▸ **TASK DESCRIPTION**: From the records below, return every line containing the word "Insoluble".

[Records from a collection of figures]

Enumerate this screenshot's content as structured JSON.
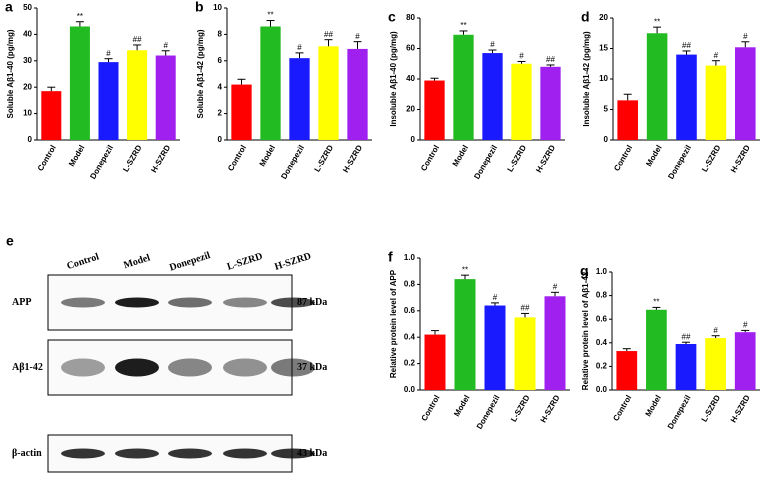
{
  "chart_data": [
    {
      "type": "bar",
      "panel": "a",
      "y_label": "Soluble Aβ1-40 (pg/mg)",
      "categories": [
        "Control",
        "Model",
        "Donepezil",
        "L-SZRD",
        "H-SZRD"
      ],
      "values": [
        18.5,
        43,
        29.5,
        34,
        32
      ],
      "errors": [
        1.5,
        1.8,
        1.3,
        2,
        1.8
      ],
      "annotations": [
        null,
        "**",
        "#",
        "##",
        "#"
      ],
      "colors": [
        "#ff0000",
        "#22bb22",
        "#1a1aff",
        "#ffff00",
        "#a020f0"
      ],
      "ylim": [
        0,
        50
      ],
      "yticks": [
        0,
        10,
        20,
        30,
        40,
        50
      ]
    },
    {
      "type": "bar",
      "panel": "b",
      "y_label": "Soluble Aβ1-42 (pg/mg)",
      "categories": [
        "Control",
        "Model",
        "Donepezil",
        "L-SZRD",
        "H-SZRD"
      ],
      "values": [
        4.2,
        8.6,
        6.2,
        7.1,
        6.9
      ],
      "errors": [
        0.4,
        0.45,
        0.4,
        0.5,
        0.55
      ],
      "annotations": [
        null,
        "**",
        "#",
        "##",
        "#"
      ],
      "colors": [
        "#ff0000",
        "#22bb22",
        "#1a1aff",
        "#ffff00",
        "#a020f0"
      ],
      "ylim": [
        0,
        10
      ],
      "yticks": [
        0,
        2,
        4,
        6,
        8,
        10
      ]
    },
    {
      "type": "bar",
      "panel": "c",
      "y_label": "Insoluble Aβ1-40 (pg/mg)",
      "categories": [
        "Control",
        "Model",
        "Donepezil",
        "L-SZRD",
        "H-SZRD"
      ],
      "values": [
        39,
        69,
        57,
        50,
        48
      ],
      "errors": [
        1.5,
        2.5,
        2,
        1.5,
        1.2
      ],
      "annotations": [
        null,
        "**",
        "#",
        "#",
        "##"
      ],
      "colors": [
        "#ff0000",
        "#22bb22",
        "#1a1aff",
        "#ffff00",
        "#a020f0"
      ],
      "ylim": [
        0,
        80
      ],
      "yticks": [
        0,
        20,
        40,
        60,
        80
      ]
    },
    {
      "type": "bar",
      "panel": "d",
      "y_label": "Insoluble Aβ1-42 (pg/mg)",
      "categories": [
        "Control",
        "Model",
        "Donepezil",
        "L-SZRD",
        "H-SZRD"
      ],
      "values": [
        6.5,
        17.5,
        14,
        12.2,
        15.2
      ],
      "errors": [
        1,
        1,
        0.6,
        0.8,
        0.9
      ],
      "annotations": [
        null,
        "**",
        "##",
        "#",
        "#"
      ],
      "colors": [
        "#ff0000",
        "#22bb22",
        "#1a1aff",
        "#ffff00",
        "#a020f0"
      ],
      "ylim": [
        0,
        20
      ],
      "yticks": [
        0,
        5,
        10,
        15,
        20
      ]
    },
    {
      "type": "bar",
      "panel": "f",
      "y_label": "Relative protein level of APP",
      "categories": [
        "Control",
        "Model",
        "Donepezil",
        "L-SZRD",
        "H-SZRD"
      ],
      "values": [
        0.42,
        0.84,
        0.64,
        0.55,
        0.71
      ],
      "errors": [
        0.03,
        0.03,
        0.02,
        0.03,
        0.03
      ],
      "annotations": [
        null,
        "**",
        "#",
        "##",
        "#"
      ],
      "colors": [
        "#ff0000",
        "#22bb22",
        "#1a1aff",
        "#ffff00",
        "#a020f0"
      ],
      "ylim": [
        0,
        1
      ],
      "yticks": [
        {
          "value": 0,
          "label": "0.0"
        },
        0.2,
        0.4,
        0.6,
        0.8,
        {
          "value": 1,
          "label": "1.0"
        }
      ]
    },
    {
      "type": "bar",
      "panel": "g",
      "y_label": "Relative protein level of Aβ1-42",
      "categories": [
        "Control",
        "Model",
        "Donepezil",
        "L-SZRD",
        "H-SZRD"
      ],
      "values": [
        0.33,
        0.68,
        0.39,
        0.44,
        0.49
      ],
      "errors": [
        0.02,
        0.02,
        0.015,
        0.02,
        0.015
      ],
      "annotations": [
        null,
        "**",
        "##",
        "#",
        "#"
      ],
      "colors": [
        "#ff0000",
        "#22bb22",
        "#1a1aff",
        "#ffff00",
        "#a020f0"
      ],
      "ylim": [
        0,
        1
      ],
      "yticks": [
        {
          "value": 0,
          "label": "0.0"
        },
        0.2,
        0.4,
        0.6,
        0.8,
        {
          "value": 1,
          "label": "1.0"
        }
      ]
    }
  ],
  "blot": {
    "panel": "e",
    "lanes": [
      "Control",
      "Model",
      "Donepezil",
      "L-SZRD",
      "H-SZRD"
    ],
    "rows": [
      {
        "name": "APP",
        "size": "87 kDa"
      },
      {
        "name": "Aβ1-42",
        "size": "37 kDa"
      },
      {
        "name": "β-actin",
        "size": "43 kDa"
      }
    ]
  }
}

▸ **EXERCISE RESPONSE**:
      "y_label": "Insoluble Aβ1-40 (pg/mg)",
      "y_label": "Insoluble Aβ1-42 (pg/mg)",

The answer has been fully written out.